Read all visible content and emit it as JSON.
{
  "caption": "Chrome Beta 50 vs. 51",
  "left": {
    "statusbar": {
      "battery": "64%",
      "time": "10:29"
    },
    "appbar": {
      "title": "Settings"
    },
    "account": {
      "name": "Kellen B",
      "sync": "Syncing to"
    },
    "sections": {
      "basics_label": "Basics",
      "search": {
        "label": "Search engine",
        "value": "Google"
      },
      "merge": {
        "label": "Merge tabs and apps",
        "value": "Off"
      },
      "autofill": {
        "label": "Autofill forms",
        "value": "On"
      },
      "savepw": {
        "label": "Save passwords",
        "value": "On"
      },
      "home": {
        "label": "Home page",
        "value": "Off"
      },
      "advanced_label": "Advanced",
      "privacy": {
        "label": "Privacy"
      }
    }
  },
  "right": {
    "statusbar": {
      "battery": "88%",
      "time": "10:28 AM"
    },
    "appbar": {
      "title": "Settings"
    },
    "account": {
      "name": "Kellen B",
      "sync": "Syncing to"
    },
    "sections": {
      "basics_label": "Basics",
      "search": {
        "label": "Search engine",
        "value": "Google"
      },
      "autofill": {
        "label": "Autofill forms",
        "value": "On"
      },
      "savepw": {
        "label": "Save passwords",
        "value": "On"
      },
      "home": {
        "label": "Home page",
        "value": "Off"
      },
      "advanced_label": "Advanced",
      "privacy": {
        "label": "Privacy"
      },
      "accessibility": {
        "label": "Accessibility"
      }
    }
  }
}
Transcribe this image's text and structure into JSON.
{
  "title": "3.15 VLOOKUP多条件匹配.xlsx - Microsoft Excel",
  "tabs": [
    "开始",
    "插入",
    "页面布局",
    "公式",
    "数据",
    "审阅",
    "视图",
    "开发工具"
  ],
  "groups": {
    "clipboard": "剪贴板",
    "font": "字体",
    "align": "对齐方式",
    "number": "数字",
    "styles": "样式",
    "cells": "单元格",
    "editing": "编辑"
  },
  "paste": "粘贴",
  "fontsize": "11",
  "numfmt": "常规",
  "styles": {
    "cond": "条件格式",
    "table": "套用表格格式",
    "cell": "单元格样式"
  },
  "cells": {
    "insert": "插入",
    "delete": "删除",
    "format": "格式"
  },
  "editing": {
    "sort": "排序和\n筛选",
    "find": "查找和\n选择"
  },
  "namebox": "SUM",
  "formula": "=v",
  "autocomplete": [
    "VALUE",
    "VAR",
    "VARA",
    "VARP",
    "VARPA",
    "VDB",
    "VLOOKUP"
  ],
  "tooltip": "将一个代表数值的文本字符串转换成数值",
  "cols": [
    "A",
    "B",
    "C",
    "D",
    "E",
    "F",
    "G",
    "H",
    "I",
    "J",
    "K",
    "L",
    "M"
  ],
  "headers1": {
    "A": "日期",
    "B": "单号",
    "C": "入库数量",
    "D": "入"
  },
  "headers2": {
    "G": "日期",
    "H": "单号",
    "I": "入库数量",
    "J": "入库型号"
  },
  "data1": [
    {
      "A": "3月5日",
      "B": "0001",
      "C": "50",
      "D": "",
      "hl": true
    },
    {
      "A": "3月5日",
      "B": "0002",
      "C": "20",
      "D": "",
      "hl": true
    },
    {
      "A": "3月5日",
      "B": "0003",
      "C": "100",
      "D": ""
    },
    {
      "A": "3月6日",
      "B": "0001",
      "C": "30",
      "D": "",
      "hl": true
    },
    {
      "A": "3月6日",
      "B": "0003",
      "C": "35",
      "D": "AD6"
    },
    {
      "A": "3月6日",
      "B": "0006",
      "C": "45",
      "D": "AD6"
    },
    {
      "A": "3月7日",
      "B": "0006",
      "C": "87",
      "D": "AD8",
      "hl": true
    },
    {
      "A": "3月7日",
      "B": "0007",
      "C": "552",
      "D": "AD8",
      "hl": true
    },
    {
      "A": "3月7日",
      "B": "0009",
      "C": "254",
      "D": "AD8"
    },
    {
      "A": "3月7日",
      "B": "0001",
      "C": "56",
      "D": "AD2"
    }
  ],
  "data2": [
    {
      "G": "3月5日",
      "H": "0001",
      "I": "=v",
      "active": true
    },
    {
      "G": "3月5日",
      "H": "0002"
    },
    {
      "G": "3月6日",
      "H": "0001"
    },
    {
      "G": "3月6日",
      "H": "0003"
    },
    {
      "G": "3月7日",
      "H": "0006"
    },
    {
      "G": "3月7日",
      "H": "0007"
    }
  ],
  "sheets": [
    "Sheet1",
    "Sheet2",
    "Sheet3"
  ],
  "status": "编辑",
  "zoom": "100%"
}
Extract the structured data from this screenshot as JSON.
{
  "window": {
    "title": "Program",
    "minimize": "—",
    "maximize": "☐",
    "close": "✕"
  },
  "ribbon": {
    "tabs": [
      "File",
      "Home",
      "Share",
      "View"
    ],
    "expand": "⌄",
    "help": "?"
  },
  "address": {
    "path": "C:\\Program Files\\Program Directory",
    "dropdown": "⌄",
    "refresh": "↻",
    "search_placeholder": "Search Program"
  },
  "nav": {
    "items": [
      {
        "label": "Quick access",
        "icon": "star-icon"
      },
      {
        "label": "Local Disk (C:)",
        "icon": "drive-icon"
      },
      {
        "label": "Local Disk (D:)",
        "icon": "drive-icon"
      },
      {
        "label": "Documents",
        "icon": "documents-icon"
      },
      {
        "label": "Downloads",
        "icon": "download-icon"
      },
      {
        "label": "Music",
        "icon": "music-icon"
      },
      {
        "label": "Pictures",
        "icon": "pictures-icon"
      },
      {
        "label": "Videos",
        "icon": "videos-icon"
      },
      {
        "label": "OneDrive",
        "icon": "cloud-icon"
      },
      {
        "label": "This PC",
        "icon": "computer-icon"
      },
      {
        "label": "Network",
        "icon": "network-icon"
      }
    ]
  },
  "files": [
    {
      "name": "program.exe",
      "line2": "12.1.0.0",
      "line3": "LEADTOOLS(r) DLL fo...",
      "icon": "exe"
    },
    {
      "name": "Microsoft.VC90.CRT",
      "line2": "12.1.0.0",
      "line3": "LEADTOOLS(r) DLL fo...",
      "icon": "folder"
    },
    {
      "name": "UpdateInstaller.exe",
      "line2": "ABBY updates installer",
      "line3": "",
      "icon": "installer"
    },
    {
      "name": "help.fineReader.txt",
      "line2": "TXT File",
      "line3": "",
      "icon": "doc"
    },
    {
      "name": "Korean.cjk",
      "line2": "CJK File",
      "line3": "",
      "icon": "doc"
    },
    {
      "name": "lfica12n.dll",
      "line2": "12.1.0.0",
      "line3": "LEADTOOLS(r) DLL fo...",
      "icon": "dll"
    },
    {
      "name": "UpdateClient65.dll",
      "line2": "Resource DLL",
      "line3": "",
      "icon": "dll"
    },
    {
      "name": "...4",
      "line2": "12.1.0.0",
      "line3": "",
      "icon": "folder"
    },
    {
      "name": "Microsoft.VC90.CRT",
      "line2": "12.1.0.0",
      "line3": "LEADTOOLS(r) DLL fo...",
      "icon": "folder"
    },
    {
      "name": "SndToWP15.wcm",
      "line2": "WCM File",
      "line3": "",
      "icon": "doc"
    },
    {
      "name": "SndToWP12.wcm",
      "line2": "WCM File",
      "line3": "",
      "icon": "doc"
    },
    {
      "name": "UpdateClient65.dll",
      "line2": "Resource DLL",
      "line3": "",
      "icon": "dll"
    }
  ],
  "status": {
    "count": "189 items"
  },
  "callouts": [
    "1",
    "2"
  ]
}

• **Problem details**
Return the material in full, exactly as shown.

• **Full answer**
Read all visible content and emit it as JSON.
{
  "caption": "Chrome Beta 50 vs. 51",
  "left": {
    "statusbar": {
      "battery": "64%",
      "time": "10:29"
    },
    "appbar": {
      "title": "Settings"
    },
    "account": {
      "name": "Kellen B",
      "sync": "Syncing to"
    },
    "sections": {
      "basics_label": "Basics",
      "search": {
        "label": "Search engine",
        "value": "Google"
      },
      "merge": {
        "label": "Merge tabs and apps",
        "value": "Off"
      },
      "autofill": {
        "label": "Autofill forms",
        "value": "On"
      },
      "savepw": {
        "label": "Save passwords",
        "value": "On"
      },
      "home": {
        "label": "Home page",
        "value": "Off"
      },
      "advanced_label": "Advanced",
      "privacy": {
        "label": "Privacy"
      }
    }
  },
  "right": {
    "statusbar": {
      "battery": "88%",
      "time": "10:28 AM"
    },
    "appbar": {
      "title": "Settings"
    },
    "account": {
      "name": "Kellen B",
      "sync": "Syncing to"
    },
    "sections": {
      "basics_label": "Basics",
      "search": {
        "label": "Search engine",
        "value": "Google"
      },
      "autofill": {
        "label": "Autofill forms",
        "value": "On"
      },
      "savepw": {
        "label": "Save passwords",
        "value": "On"
      },
      "home": {
        "label": "Home page",
        "value": "Off"
      },
      "advanced_label": "Advanced",
      "privacy": {
        "label": "Privacy"
      },
      "accessibility": {
        "label": "Accessibility"
      }
    }
  }
}
Transcribe this image's text and structure into JSON.
{
  "title": "3.15 VLOOKUP多条件匹配.xlsx - Microsoft Excel",
  "tabs": [
    "开始",
    "插入",
    "页面布局",
    "公式",
    "数据",
    "审阅",
    "视图",
    "开发工具"
  ],
  "groups": {
    "clipboard": "剪贴板",
    "font": "字体",
    "align": "对齐方式",
    "number": "数字",
    "styles": "样式",
    "cells": "单元格",
    "editing": "编辑"
  },
  "paste": "粘贴",
  "fontsize": "11",
  "numfmt": "常规",
  "styles": {
    "cond": "条件格式",
    "table": "套用表格格式",
    "cell": "单元格样式"
  },
  "cells": {
    "insert": "插入",
    "delete": "删除",
    "format": "格式"
  },
  "editing": {
    "sort": "排序和\n筛选",
    "find": "查找和\n选择"
  },
  "namebox": "SUM",
  "formula": "=v",
  "autocomplete": [
    "VALUE",
    "VAR",
    "VARA",
    "VARP",
    "VARPA",
    "VDB",
    "VLOOKUP"
  ],
  "tooltip": "将一个代表数值的文本字符串转换成数值",
  "cols": [
    "A",
    "B",
    "C",
    "D",
    "E",
    "F",
    "G",
    "H",
    "I",
    "J",
    "K",
    "L",
    "M"
  ],
  "headers1": {
    "A": "日期",
    "B": "单号",
    "C": "入库数量",
    "D": "入"
  },
  "headers2": {
    "G": "日期",
    "H": "单号",
    "I": "入库数量",
    "J": "入库型号"
  },
  "data1": [
    {
      "A": "3月5日",
      "B": "0001",
      "C": "50",
      "D": "",
      "hl": true
    },
    {
      "A": "3月5日",
      "B": "0002",
      "C": "20",
      "D": "",
      "hl": true
    },
    {
      "A": "3月5日",
      "B": "0003",
      "C": "100",
      "D": ""
    },
    {
      "A": "3月6日",
      "B": "0001",
      "C": "30",
      "D": "",
      "hl": true
    },
    {
      "A": "3月6日",
      "B": "0003",
      "C": "35",
      "D": "AD6"
    },
    {
      "A": "3月6日",
      "B": "0006",
      "C": "45",
      "D": "AD6"
    },
    {
      "A": "3月7日",
      "B": "0006",
      "C": "87",
      "D": "AD8",
      "hl": true
    },
    {
      "A": "3月7日",
      "B": "0007",
      "C": "552",
      "D": "AD8",
      "hl": true
    },
    {
      "A": "3月7日",
      "B": "0009",
      "C": "254",
      "D": "AD8"
    },
    {
      "A": "3月7日",
      "B": "0001",
      "C": "56",
      "D": "AD2"
    }
  ],
  "data2": [
    {
      "G": "3月5日",
      "H": "0001",
      "I": "=v",
      "active": true
    },
    {
      "G": "3月5日",
      "H": "0002"
    },
    {
      "G": "3月6日",
      "H": "0001"
    },
    {
      "G": "3月6日",
      "H": "0003"
    },
    {
      "G": "3月7日",
      "H": "0006"
    },
    {
      "G": "3月7日",
      "H": "0007"
    }
  ],
  "sheets": [
    "Sheet1",
    "Sheet2",
    "Sheet3"
  ],
  "status": "编辑",
  "zoom": "100%"
}
Extract the structured data from this screenshot as JSON.
{
  "window": {
    "title": "Program",
    "minimize": "—",
    "maximize": "☐",
    "close": "✕"
  },
  "ribbon": {
    "tabs": [
      "File",
      "Home",
      "Share",
      "View"
    ],
    "expand": "⌄",
    "help": "?"
  },
  "address": {
    "path": "C:\\Program Files\\Program Directory",
    "dropdown": "⌄",
    "refresh": "↻",
    "search_placeholder": "Search Program"
  },
  "nav": {
    "items": [
      {
        "label": "Quick access",
        "icon": "star-icon"
      },
      {
        "label": "Local Disk (C:)",
        "icon": "drive-icon"
      },
      {
        "label": "Local Disk (D:)",
        "icon": "drive-icon"
      },
      {
        "label": "Documents",
        "icon": "documents-icon"
      },
      {
        "label": "Downloads",
        "icon": "download-icon"
      },
      {
        "label": "Music",
        "icon": "music-icon"
      },
      {
        "label": "Pictures",
        "icon": "pictures-icon"
      },
      {
        "label": "Videos",
        "icon": "videos-icon"
      },
      {
        "label": "OneDrive",
        "icon": "cloud-icon"
      },
      {
        "label": "This PC",
        "icon": "computer-icon"
      },
      {
        "label": "Network",
        "icon": "network-icon"
      }
    ]
  },
  "files": [
    {
      "name": "program.exe",
      "line2": "12.1.0.0",
      "line3": "LEADTOOLS(r) DLL fo...",
      "icon": "exe"
    },
    {
      "name": "Microsoft.VC90.CRT",
      "line2": "12.1.0.0",
      "line3": "LEADTOOLS(r) DLL fo...",
      "icon": "folder"
    },
    {
      "name": "UpdateInstaller.exe",
      "line2": "ABBY updates installer",
      "line3": "",
      "icon": "installer"
    },
    {
      "name": "help.fineReader.txt",
      "line2": "TXT File",
      "line3": "",
      "icon": "doc"
    },
    {
      "name": "Korean.cjk",
      "line2": "CJK File",
      "line3": "",
      "icon": "doc"
    },
    {
      "name": "lfica12n.dll",
      "line2": "12.1.0.0",
      "line3": "LEADTOOLS(r) DLL fo...",
      "icon": "dll"
    },
    {
      "name": "UpdateClient65.dll",
      "line2": "Resource DLL",
      "line3": "",
      "icon": "dll"
    },
    {
      "name": "...4",
      "line2": "12.1.0.0",
      "line3": "",
      "icon": "folder"
    },
    {
      "name": "Microsoft.VC90.CRT",
      "line2": "12.1.0.0",
      "line3": "LEADTOOLS(r) DLL fo...",
      "icon": "folder"
    },
    {
      "name": "SndToWP15.wcm",
      "line2": "WCM File",
      "line3": "",
      "icon": "doc"
    },
    {
      "name": "SndToWP12.wcm",
      "line2": "WCM File",
      "line3": "",
      "icon": "doc"
    },
    {
      "name": "UpdateClient65.dll",
      "line2": "Resource DLL",
      "line3": "",
      "icon": "dll"
    }
  ],
  "status": {
    "count": "189 items"
  },
  "callouts": [
    "1",
    "2"
  ]
}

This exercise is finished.